[Saved entries]
[START]

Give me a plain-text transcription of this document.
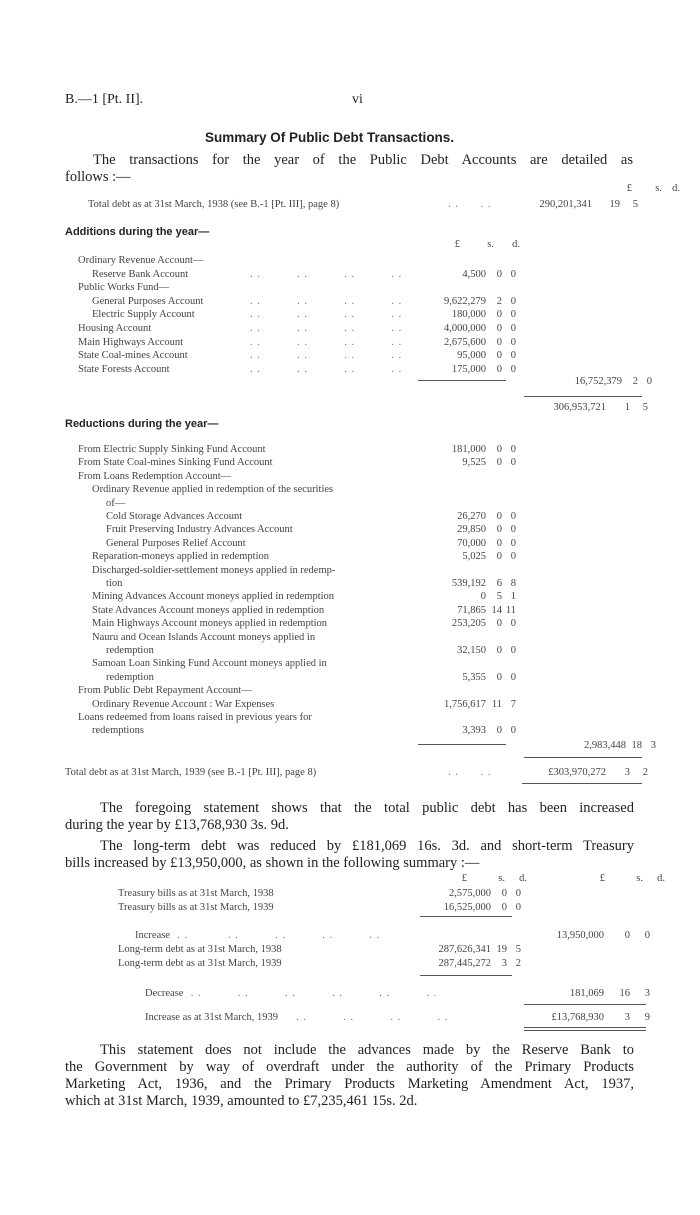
B.—1 [Pt. II].	vi
Summary Of Public Debt Transactions.
The transactions for the year of the Public Debt Accounts are detailed as
follows :—
£ s. d.
Total debt as at 31st March, 1938 (see B.-1 [Pt. III], page 8)	. .      . .	290,201,341 19 5
Additions during the year—
£	s. d.
Ordinary Revenue Account—
Reserve Bank Account	. .          . .          . .          . .	4,500 0 0
Public Works Fund—
General Purposes Account	. .          . .          . .          . .	9,622,279 2 0
Electric Supply Account	. .          . .          . .          . .	180,000 0 0
Housing Account	. .          . .          . .          . .	4,000,000 0 0
Main Highways Account	. .          . .          . .          . .	2,675,600 0 0
State Coal-mines Account	. .          . .          . .          . .	95,000 0 0
State Forests Account	. .          . .          . .          . .	175,000 0 0
16,752,379 2 0
306,953,721 1 5
Reductions during the year—
From Electric Supply Sinking Fund Account	181,000 0 0
From State Coal-mines Sinking Fund Account	9,525 0 0
From Loans Redemption Account—
Ordinary Revenue applied in redemption of the securities
of—
Cold Storage Advances Account	26,270 0 0
Fruit Preserving Industry Advances Account	29,850 0 0
General Purposes Relief Account	70,000 0 0
Reparation-moneys applied in redemption	5,025 0 0
Discharged-soldier-settlement moneys applied in redemp-
tion	539,192 6 8
Mining Advances Account moneys applied in redemption	0 5 1
State Advances Account moneys applied in redemption	71,865 14 11
Main Highways Account moneys applied in redemption	253,205 0 0
Nauru and Ocean Islands Account moneys applied in
redemption	32,150 0 0
Samoan Loan Sinking Fund Account moneys applied in
redemption	5,355 0 0
From Public Debt Repayment Account—
Ordinary Revenue Account : War Expenses	1,756,617 11 7
Loans redeemed from loans raised in previous years for
redemptions	3,393 0 0
2,983,448 18 3
Total debt as at 31st March, 1939 (see B.-1 [Pt. III], page 8)	. .      . .	£303,970,272 3 2
The foregoing statement shows that the total public debt has been increased
during the year by £13,768,930 3s. 9d.
The long-term debt was reduced by £181,069 16s. 3d. and short-term Treasury
bills increased by £13,950,000, as shown in the following summary :—
£	s. d.	£	s. d.
Treasury bills as at 31st March, 1938	2,575,000 0 0
Treasury bills as at 31st March, 1939	16,525,000 0 0
Increase  . .           . .          . .          . .          . .	13,950,000 0 0
Long-term debt as at 31st March, 1938	287,626,341 19 5
Long-term debt as at 31st March, 1939	287,445,272 3 2
Decrease  . .          . .          . .          . .          . .          . .	181,069 16 3
Increase as at 31st March, 1939     . .          . .          . .          . .	£13,768,930 3 9
This statement does not include the advances made by the Reserve Bank to
the Government by way of overdraft under the authority of the Primary Products
Marketing Act, 1936, and the Primary Products Marketing Amendment Act, 1937,
which at 31st March, 1939, amounted to £7,235,461 15s. 2d.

[END]

**Aim**: What comes back should match the records exactly, minus any pictures.

**Result of this task**:
Give me a plain-text transcription of this document.
B.—1 [Pt. II].	vi
Summary Of Public Debt Transactions.
The transactions for the year of the Public Debt Accounts are detailed as
follows :—
£ s. d.
Total debt as at 31st March, 1938 (see B.-1 [Pt. III], page 8)	. .      . .	290,201,341 19 5
Additions during the year—
£	s. d.
Ordinary Revenue Account—
Reserve Bank Account	. .          . .          . .          . .	4,500 0 0
Public Works Fund—
General Purposes Account	. .          . .          . .          . .	9,622,279 2 0
Electric Supply Account	. .          . .          . .          . .	180,000 0 0
Housing Account	. .          . .          . .          . .	4,000,000 0 0
Main Highways Account	. .          . .          . .          . .	2,675,600 0 0
State Coal-mines Account	. .          . .          . .          . .	95,000 0 0
State Forests Account	. .          . .          . .          . .	175,000 0 0
16,752,379 2 0
306,953,721 1 5
Reductions during the year—
From Electric Supply Sinking Fund Account	181,000 0 0
From State Coal-mines Sinking Fund Account	9,525 0 0
From Loans Redemption Account—
Ordinary Revenue applied in redemption of the securities
of—
Cold Storage Advances Account	26,270 0 0
Fruit Preserving Industry Advances Account	29,850 0 0
General Purposes Relief Account	70,000 0 0
Reparation-moneys applied in redemption	5,025 0 0
Discharged-soldier-settlement moneys applied in redemp-
tion	539,192 6 8
Mining Advances Account moneys applied in redemption	0 5 1
State Advances Account moneys applied in redemption	71,865 14 11
Main Highways Account moneys applied in redemption	253,205 0 0
Nauru and Ocean Islands Account moneys applied in
redemption	32,150 0 0
Samoan Loan Sinking Fund Account moneys applied in
redemption	5,355 0 0
From Public Debt Repayment Account—
Ordinary Revenue Account : War Expenses	1,756,617 11 7
Loans redeemed from loans raised in previous years for
redemptions	3,393 0 0
2,983,448 18 3
Total debt as at 31st March, 1939 (see B.-1 [Pt. III], page 8)	. .      . .	£303,970,272 3 2
The foregoing statement shows that the total public debt has been increased
during the year by £13,768,930 3s. 9d.
The long-term debt was reduced by £181,069 16s. 3d. and short-term Treasury
bills increased by £13,950,000, as shown in the following summary :—
£	s. d.	£	s. d.
Treasury bills as at 31st March, 1938	2,575,000 0 0
Treasury bills as at 31st March, 1939	16,525,000 0 0
Increase  . .           . .          . .          . .          . .	13,950,000 0 0
Long-term debt as at 31st March, 1938	287,626,341 19 5
Long-term debt as at 31st March, 1939	287,445,272 3 2
Decrease  . .          . .          . .          . .          . .          . .	181,069 16 3
Increase as at 31st March, 1939     . .          . .          . .          . .	£13,768,930 3 9
This statement does not include the advances made by the Reserve Bank to
the Government by way of overdraft under the authority of the Primary Products
Marketing Act, 1936, and the Primary Products Marketing Amendment Act, 1937,
which at 31st March, 1939, amounted to £7,235,461 15s. 2d.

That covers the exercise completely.